§ **Page extract**
....

And never mind the rampant power leaks and widespread thefts in supply
and distribution of state run power sector, where losses making state
electricity boards are the norm. Continuing chaos in power
distribution, outdated power policy and draconian power laws are at
odds with persistent enthusiasm to coagulate funds for power
generation. Meanwhile, the rate of return on investment is now to minus
28%. Commercial losses add up to Rs25, 000 crores per annum courtesy
theft and open-ended subsidies doled so frequently by political power
hungry politicians. Transmission and pilferage loses remain almost 35%
pan –India with finances of state power utilities going downhill. So
naturally there exists a huge investment backlog.When power ministry
should have slogged over power reforms, especially in distribution, it
has instead concentrated its energies in garnering private investment
in power generation that too in absence of any clear-cut and
transparent policy framework. Such a strategy has merely meant
avoidable controversy- bailouts and power shortage. Remember Dahbol and
recent electricity subsidy by Delhi government. Reportedly, the four
initial mega power plants of up to 10,000 mw each would be set up via
competitive bidding route. In any case the current high transmission ad
distribution losses and the real risk of payment default would short
–circuit and not shore up private investor confidence.

....

§ **Data records**

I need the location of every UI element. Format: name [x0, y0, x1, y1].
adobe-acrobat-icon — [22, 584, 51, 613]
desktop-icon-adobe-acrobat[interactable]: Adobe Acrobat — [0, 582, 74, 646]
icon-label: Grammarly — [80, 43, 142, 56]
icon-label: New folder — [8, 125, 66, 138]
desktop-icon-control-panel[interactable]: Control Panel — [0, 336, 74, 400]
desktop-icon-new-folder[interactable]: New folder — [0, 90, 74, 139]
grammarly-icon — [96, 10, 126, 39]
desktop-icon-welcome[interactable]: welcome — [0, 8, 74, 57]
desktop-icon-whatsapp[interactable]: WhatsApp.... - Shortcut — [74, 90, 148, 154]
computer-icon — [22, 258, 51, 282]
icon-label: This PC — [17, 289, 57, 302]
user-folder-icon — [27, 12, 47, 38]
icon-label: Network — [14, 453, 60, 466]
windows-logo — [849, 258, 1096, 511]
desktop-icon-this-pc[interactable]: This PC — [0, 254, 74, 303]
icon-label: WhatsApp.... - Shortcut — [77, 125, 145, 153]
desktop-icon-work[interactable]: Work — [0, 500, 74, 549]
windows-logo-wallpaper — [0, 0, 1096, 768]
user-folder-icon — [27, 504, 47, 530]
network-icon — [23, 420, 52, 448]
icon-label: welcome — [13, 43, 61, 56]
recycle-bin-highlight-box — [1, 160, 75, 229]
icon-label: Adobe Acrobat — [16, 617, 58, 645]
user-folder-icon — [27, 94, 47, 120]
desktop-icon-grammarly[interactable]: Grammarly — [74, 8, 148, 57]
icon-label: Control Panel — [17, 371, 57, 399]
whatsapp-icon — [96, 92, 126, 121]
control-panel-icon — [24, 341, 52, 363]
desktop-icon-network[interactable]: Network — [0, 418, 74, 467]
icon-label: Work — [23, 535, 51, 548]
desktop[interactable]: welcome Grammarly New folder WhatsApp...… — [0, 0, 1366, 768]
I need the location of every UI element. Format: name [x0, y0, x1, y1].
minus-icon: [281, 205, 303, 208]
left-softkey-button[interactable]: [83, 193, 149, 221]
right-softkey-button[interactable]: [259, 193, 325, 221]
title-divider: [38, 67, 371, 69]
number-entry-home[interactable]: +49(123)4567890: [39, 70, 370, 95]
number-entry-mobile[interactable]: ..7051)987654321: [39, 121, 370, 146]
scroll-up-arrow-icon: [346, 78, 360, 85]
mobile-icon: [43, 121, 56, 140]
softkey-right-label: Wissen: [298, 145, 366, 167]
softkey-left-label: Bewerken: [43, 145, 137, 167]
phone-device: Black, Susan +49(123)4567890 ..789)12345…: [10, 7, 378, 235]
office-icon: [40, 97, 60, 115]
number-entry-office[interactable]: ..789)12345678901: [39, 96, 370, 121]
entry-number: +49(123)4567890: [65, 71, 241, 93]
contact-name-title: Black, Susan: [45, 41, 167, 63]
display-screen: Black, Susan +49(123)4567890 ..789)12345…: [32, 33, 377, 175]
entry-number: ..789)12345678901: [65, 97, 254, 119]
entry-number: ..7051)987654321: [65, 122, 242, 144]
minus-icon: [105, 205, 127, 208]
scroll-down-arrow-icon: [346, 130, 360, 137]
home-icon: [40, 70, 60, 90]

....

§ **About this exercise**
How does the power sector text say the four initial mega power plants will be set up?

§ **The answer**
Through competitive bidding.